▶ _Given problem_:
Each line containing the word "Computer" must be reported.

▶ _Information given_:
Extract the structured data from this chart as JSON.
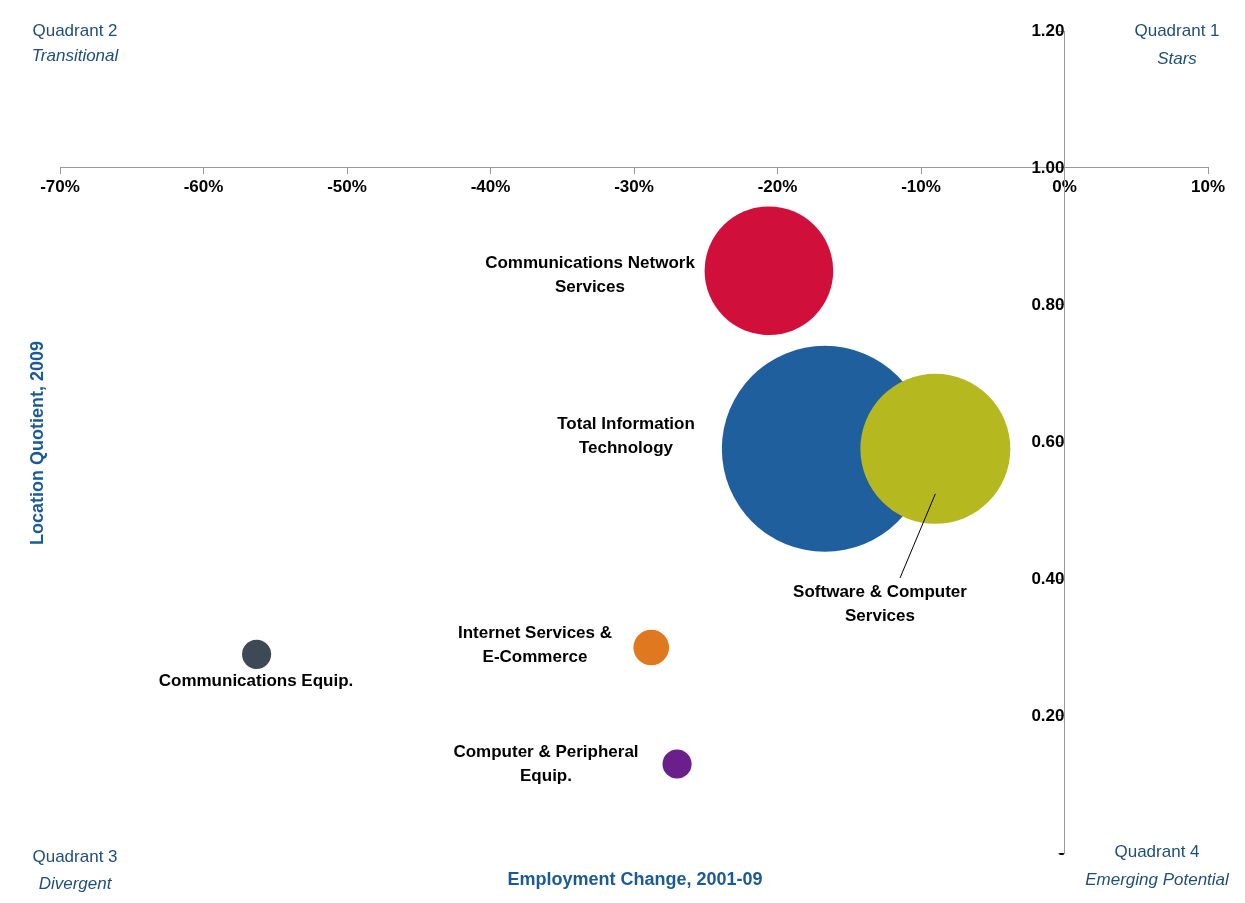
{
  "chart_data": {
    "type": "bubble",
    "xlabel": "Employment Change, 2001-09",
    "ylabel": "Location Quotient, 2009",
    "series": [
      {
        "name": "Total Information Technology",
        "color": "#1f5f9e",
        "x": [
          -16.7
        ],
        "values": [
          0.59
        ],
        "sizes": [
          1
        ]
      },
      {
        "name": "Software & Computer Services",
        "color": "#b5b81e",
        "x": [
          -9.0
        ],
        "values": [
          0.59
        ],
        "sizes": [
          0.53
        ]
      },
      {
        "name": "Communications Network Services",
        "color": "#d0103a",
        "x": [
          -20.6
        ],
        "values": [
          0.85
        ],
        "sizes": [
          0.39
        ]
      },
      {
        "name": "Internet Services & E-Commerce",
        "color": "#e07820",
        "x": [
          -28.8
        ],
        "values": [
          0.3
        ],
        "sizes": [
          0.03
        ]
      },
      {
        "name": "Communications Equip.",
        "color": "#3d4a55",
        "x": [
          -56.3
        ],
        "values": [
          0.29
        ],
        "sizes": [
          0.02
        ]
      },
      {
        "name": "Computer & Peripheral Equip.",
        "color": "#6a1f8a",
        "x": [
          -27.0
        ],
        "values": [
          0.13
        ],
        "sizes": [
          0.02
        ]
      }
    ],
    "xlim": [
      -70,
      10
    ],
    "xticks": [
      {
        "value": -70,
        "label": "-70%"
      },
      {
        "value": -60,
        "label": "-60%"
      },
      {
        "value": -50,
        "label": "-50%"
      },
      {
        "value": -40,
        "label": "-40%"
      },
      {
        "value": -30,
        "label": "-30%"
      },
      {
        "value": -20,
        "label": "-20%"
      },
      {
        "value": -10,
        "label": "-10%"
      },
      {
        "value": 0,
        "label": "0%"
      },
      {
        "value": 10,
        "label": "10%"
      }
    ],
    "ylim": [
      0,
      1.2
    ],
    "yticks": [
      {
        "value": 0,
        "label": "-"
      },
      {
        "value": 0.2,
        "label": "0.20"
      },
      {
        "value": 0.4,
        "label": "0.40"
      },
      {
        "value": 0.6,
        "label": "0.60"
      },
      {
        "value": 0.8,
        "label": "0.80"
      },
      {
        "value": 1,
        "label": "1.00"
      },
      {
        "value": 1.2,
        "label": "1.20"
      }
    ],
    "grid": false,
    "legend": false,
    "annotations": [
      "Quadrant 2",
      "Transitional",
      "Quadrant 1",
      "Stars",
      "Quadrant 3",
      "Divergent",
      "Quadrant 4",
      "Emerging Potential"
    ]
  }
}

▶ _Correct result_:
        "name": "Software & Computer Services",
        "name": "Computer & Peripheral Equip.",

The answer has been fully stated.